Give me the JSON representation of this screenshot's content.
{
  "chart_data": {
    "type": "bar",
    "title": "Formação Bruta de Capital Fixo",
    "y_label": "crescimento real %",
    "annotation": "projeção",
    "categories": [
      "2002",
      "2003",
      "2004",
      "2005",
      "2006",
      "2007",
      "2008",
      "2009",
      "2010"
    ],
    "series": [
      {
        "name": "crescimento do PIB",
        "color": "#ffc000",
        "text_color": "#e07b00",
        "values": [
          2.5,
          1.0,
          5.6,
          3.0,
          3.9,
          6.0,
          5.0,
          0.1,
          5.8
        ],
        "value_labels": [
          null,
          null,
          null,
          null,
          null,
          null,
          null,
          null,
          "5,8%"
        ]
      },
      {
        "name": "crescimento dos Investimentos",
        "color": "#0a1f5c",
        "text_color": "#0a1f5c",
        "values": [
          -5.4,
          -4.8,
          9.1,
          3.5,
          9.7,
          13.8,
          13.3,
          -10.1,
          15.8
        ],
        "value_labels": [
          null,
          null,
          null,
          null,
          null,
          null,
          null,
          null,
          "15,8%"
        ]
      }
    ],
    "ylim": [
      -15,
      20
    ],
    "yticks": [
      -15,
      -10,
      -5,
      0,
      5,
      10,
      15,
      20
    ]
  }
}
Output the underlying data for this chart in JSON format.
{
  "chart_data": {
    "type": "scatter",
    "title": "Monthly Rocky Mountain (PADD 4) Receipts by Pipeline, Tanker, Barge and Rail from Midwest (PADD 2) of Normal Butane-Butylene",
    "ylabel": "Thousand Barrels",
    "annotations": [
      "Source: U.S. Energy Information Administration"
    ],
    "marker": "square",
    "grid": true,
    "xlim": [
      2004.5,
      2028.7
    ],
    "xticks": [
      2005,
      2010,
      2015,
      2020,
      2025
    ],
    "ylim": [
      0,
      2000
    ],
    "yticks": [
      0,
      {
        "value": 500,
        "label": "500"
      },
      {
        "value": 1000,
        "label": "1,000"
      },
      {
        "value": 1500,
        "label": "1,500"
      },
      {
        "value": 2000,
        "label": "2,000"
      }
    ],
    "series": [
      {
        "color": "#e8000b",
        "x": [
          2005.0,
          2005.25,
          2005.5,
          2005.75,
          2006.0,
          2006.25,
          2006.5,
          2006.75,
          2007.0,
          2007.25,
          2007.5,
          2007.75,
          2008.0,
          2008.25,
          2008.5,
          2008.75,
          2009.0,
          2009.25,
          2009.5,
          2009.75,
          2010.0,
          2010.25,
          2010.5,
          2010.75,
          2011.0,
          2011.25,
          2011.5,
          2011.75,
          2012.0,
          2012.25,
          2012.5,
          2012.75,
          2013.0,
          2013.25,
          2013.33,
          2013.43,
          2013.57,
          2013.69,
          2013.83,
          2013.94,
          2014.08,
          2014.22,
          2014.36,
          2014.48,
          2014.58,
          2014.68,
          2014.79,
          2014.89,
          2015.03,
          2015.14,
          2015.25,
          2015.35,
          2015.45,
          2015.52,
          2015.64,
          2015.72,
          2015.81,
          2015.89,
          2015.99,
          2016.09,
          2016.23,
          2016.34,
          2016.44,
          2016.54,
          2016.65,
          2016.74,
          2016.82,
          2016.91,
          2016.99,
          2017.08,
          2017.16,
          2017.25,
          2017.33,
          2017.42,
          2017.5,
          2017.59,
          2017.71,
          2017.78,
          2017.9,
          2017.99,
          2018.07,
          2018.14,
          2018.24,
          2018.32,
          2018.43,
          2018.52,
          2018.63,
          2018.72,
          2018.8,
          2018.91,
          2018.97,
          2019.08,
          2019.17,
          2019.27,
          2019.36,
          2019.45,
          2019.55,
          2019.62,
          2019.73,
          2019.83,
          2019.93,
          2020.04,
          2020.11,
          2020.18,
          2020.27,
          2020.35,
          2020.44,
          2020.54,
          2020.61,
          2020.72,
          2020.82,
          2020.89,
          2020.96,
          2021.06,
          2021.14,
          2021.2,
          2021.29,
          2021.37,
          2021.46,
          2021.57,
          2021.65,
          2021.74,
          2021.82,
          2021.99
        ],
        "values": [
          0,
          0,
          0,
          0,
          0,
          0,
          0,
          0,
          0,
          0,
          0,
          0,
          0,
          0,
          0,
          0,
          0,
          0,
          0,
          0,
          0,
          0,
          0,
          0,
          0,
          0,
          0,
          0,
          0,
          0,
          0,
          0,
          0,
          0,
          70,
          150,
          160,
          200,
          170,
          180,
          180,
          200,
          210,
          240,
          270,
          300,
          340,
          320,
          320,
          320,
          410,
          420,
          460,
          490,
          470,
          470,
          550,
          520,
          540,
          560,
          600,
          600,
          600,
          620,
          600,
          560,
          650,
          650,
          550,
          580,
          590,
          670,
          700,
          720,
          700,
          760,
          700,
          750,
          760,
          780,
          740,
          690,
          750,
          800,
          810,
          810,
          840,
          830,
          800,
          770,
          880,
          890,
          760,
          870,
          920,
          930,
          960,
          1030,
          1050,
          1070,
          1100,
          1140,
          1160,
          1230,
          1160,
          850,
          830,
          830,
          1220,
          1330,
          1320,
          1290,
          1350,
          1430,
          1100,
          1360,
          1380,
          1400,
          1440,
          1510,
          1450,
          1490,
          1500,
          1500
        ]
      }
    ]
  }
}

* **Requirement**
Copy the material above back out, exactly as written.

* **Final result**
Give me the JSON representation of this screenshot's content.
{
  "chart_data": {
    "type": "bar",
    "title": "Formação Bruta de Capital Fixo",
    "y_label": "crescimento real %",
    "annotation": "projeção",
    "categories": [
      "2002",
      "2003",
      "2004",
      "2005",
      "2006",
      "2007",
      "2008",
      "2009",
      "2010"
    ],
    "series": [
      {
        "name": "crescimento do PIB",
        "color": "#ffc000",
        "text_color": "#e07b00",
        "values": [
          2.5,
          1.0,
          5.6,
          3.0,
          3.9,
          6.0,
          5.0,
          0.1,
          5.8
        ],
        "value_labels": [
          null,
          null,
          null,
          null,
          null,
          null,
          null,
          null,
          "5,8%"
        ]
      },
      {
        "name": "crescimento dos Investimentos",
        "color": "#0a1f5c",
        "text_color": "#0a1f5c",
        "values": [
          -5.4,
          -4.8,
          9.1,
          3.5,
          9.7,
          13.8,
          13.3,
          -10.1,
          15.8
        ],
        "value_labels": [
          null,
          null,
          null,
          null,
          null,
          null,
          null,
          null,
          "15,8%"
        ]
      }
    ],
    "ylim": [
      -15,
      20
    ],
    "yticks": [
      -15,
      -10,
      -5,
      0,
      5,
      10,
      15,
      20
    ]
  }
}
Output the underlying data for this chart in JSON format.
{
  "chart_data": {
    "type": "scatter",
    "title": "Monthly Rocky Mountain (PADD 4) Receipts by Pipeline, Tanker, Barge and Rail from Midwest (PADD 2) of Normal Butane-Butylene",
    "ylabel": "Thousand Barrels",
    "annotations": [
      "Source: U.S. Energy Information Administration"
    ],
    "marker": "square",
    "grid": true,
    "xlim": [
      2004.5,
      2028.7
    ],
    "xticks": [
      2005,
      2010,
      2015,
      2020,
      2025
    ],
    "ylim": [
      0,
      2000
    ],
    "yticks": [
      0,
      {
        "value": 500,
        "label": "500"
      },
      {
        "value": 1000,
        "label": "1,000"
      },
      {
        "value": 1500,
        "label": "1,500"
      },
      {
        "value": 2000,
        "label": "2,000"
      }
    ],
    "series": [
      {
        "color": "#e8000b",
        "x": [
          2005.0,
          2005.25,
          2005.5,
          2005.75,
          2006.0,
          2006.25,
          2006.5,
          2006.75,
          2007.0,
          2007.25,
          2007.5,
          2007.75,
          2008.0,
          2008.25,
          2008.5,
          2008.75,
          2009.0,
          2009.25,
          2009.5,
          2009.75,
          2010.0,
          2010.25,
          2010.5,
          2010.75,
          2011.0,
          2011.25,
          2011.5,
          2011.75,
          2012.0,
          2012.25,
          2012.5,
          2012.75,
          2013.0,
          2013.25,
          2013.33,
          2013.43,
          2013.57,
          2013.69,
          2013.83,
          2013.94,
          2014.08,
          2014.22,
          2014.36,
          2014.48,
          2014.58,
          2014.68,
          2014.79,
          2014.89,
          2015.03,
          2015.14,
          2015.25,
          2015.35,
          2015.45,
          2015.52,
          2015.64,
          2015.72,
          2015.81,
          2015.89,
          2015.99,
          2016.09,
          2016.23,
          2016.34,
          2016.44,
          2016.54,
          2016.65,
          2016.74,
          2016.82,
          2016.91,
          2016.99,
          2017.08,
          2017.16,
          2017.25,
          2017.33,
          2017.42,
          2017.5,
          2017.59,
          2017.71,
          2017.78,
          2017.9,
          2017.99,
          2018.07,
          2018.14,
          2018.24,
          2018.32,
          2018.43,
          2018.52,
          2018.63,
          2018.72,
          2018.8,
          2018.91,
          2018.97,
          2019.08,
          2019.17,
          2019.27,
          2019.36,
          2019.45,
          2019.55,
          2019.62,
          2019.73,
          2019.83,
          2019.93,
          2020.04,
          2020.11,
          2020.18,
          2020.27,
          2020.35,
          2020.44,
          2020.54,
          2020.61,
          2020.72,
          2020.82,
          2020.89,
          2020.96,
          2021.06,
          2021.14,
          2021.2,
          2021.29,
          2021.37,
          2021.46,
          2021.57,
          2021.65,
          2021.74,
          2021.82,
          2021.99
        ],
        "values": [
          0,
          0,
          0,
          0,
          0,
          0,
          0,
          0,
          0,
          0,
          0,
          0,
          0,
          0,
          0,
          0,
          0,
          0,
          0,
          0,
          0,
          0,
          0,
          0,
          0,
          0,
          0,
          0,
          0,
          0,
          0,
          0,
          0,
          0,
          70,
          150,
          160,
          200,
          170,
          180,
          180,
          200,
          210,
          240,
          270,
          300,
          340,
          320,
          320,
          320,
          410,
          420,
          460,
          490,
          470,
          470,
          550,
          520,
          540,
          560,
          600,
          600,
          600,
          620,
          600,
          560,
          650,
          650,
          550,
          580,
          590,
          670,
          700,
          720,
          700,
          760,
          700,
          750,
          760,
          780,
          740,
          690,
          750,
          800,
          810,
          810,
          840,
          830,
          800,
          770,
          880,
          890,
          760,
          870,
          920,
          930,
          960,
          1030,
          1050,
          1070,
          1100,
          1140,
          1160,
          1230,
          1160,
          850,
          830,
          830,
          1220,
          1330,
          1320,
          1290,
          1350,
          1430,
          1100,
          1360,
          1380,
          1400,
          1440,
          1510,
          1450,
          1490,
          1500,
          1500
        ]
      }
    ]
  }
}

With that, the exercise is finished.